> _Set problem_
Scan the entries below and extract each line with the word "Menu" in it.

(Collected data entries)
>> begin

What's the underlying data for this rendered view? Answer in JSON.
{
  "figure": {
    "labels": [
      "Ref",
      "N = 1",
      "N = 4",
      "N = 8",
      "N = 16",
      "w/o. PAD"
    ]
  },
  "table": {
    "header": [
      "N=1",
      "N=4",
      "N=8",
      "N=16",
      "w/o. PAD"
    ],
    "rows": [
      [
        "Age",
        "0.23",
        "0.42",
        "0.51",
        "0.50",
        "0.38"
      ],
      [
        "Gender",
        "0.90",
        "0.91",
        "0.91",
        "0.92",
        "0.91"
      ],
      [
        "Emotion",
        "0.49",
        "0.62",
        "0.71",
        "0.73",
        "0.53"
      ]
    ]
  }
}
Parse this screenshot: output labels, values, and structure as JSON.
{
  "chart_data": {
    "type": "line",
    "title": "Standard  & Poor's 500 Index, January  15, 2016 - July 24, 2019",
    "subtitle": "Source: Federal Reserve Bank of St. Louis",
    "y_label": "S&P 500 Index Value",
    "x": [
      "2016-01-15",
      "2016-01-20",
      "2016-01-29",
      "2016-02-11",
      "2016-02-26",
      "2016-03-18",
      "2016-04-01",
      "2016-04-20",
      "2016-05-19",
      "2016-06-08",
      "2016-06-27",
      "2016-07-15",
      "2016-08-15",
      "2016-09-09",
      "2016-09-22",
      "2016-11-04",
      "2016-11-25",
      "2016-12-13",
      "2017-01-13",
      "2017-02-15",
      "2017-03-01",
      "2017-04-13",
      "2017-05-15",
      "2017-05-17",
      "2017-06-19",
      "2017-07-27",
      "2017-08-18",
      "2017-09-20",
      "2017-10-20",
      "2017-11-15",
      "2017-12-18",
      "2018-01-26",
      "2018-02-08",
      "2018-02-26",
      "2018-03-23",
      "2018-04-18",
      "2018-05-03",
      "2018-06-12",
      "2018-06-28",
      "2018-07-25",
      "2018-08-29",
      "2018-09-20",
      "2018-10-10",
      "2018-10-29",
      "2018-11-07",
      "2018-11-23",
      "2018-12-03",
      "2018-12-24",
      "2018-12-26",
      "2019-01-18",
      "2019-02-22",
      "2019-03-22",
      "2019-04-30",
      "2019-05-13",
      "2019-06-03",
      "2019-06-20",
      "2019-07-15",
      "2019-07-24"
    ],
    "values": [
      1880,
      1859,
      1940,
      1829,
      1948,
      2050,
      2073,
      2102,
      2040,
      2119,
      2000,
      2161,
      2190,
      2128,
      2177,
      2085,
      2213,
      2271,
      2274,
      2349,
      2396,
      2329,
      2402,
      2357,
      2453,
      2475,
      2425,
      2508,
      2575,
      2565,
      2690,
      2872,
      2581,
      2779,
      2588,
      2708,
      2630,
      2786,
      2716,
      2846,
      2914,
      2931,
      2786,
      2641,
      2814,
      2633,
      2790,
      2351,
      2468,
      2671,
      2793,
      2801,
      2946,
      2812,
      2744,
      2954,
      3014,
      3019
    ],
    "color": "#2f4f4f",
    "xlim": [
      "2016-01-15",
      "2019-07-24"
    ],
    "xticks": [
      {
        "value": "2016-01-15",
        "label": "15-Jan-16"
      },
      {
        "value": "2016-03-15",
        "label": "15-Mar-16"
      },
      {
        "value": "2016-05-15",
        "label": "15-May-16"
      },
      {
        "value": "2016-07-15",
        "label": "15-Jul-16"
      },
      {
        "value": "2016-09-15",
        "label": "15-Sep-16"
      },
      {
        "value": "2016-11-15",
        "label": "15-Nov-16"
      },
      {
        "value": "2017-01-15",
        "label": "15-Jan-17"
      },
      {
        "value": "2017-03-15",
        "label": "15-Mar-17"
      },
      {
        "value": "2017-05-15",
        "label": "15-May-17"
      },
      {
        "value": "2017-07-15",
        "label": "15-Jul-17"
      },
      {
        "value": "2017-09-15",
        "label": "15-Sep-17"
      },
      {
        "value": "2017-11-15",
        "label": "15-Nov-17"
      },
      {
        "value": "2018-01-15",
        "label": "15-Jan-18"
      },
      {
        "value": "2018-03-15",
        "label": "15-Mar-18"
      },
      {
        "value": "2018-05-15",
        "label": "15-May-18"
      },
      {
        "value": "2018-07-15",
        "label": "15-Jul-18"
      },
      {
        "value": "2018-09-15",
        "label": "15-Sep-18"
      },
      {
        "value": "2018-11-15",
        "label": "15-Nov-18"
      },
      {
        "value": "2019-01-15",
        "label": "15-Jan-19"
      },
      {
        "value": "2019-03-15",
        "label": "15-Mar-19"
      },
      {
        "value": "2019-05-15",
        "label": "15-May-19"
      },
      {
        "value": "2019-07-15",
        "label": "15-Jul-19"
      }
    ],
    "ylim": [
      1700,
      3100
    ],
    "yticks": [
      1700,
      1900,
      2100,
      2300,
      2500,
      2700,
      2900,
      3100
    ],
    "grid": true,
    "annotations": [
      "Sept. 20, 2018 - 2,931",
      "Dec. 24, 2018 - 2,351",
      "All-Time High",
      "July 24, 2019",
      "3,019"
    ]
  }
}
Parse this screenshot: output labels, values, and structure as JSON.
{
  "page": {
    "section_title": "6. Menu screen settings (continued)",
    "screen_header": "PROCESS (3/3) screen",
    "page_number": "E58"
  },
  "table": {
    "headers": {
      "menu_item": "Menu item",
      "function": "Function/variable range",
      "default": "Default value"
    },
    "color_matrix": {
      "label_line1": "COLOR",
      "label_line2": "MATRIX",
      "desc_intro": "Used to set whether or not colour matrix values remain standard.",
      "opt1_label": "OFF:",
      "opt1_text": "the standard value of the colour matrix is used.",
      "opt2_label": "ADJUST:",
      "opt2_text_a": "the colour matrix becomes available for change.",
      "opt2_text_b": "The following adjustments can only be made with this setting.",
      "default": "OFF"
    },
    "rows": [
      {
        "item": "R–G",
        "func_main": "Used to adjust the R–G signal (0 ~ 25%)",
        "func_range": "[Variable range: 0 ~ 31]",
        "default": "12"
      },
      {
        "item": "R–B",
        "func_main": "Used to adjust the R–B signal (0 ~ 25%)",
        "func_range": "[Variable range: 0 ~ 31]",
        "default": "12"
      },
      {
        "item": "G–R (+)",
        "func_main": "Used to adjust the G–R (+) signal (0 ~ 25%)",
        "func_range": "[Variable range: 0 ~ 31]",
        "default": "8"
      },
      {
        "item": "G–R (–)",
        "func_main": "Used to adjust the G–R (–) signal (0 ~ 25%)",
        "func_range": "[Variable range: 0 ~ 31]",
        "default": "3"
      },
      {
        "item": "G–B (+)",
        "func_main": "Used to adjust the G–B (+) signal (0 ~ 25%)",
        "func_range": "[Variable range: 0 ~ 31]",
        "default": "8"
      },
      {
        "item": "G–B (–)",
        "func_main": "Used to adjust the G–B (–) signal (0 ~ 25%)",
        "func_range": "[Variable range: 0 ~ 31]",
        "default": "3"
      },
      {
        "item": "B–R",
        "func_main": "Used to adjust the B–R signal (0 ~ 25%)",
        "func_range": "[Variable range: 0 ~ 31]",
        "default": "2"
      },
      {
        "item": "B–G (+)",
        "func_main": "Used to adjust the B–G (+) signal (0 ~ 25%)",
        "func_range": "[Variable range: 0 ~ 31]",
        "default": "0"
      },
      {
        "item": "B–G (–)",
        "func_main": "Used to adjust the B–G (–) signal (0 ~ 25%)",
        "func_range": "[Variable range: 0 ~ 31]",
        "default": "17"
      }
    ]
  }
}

>> end

> _Answer to this problem_
    "section_title": "6. Menu screen settings (continued)",
      "menu_item": "Menu item",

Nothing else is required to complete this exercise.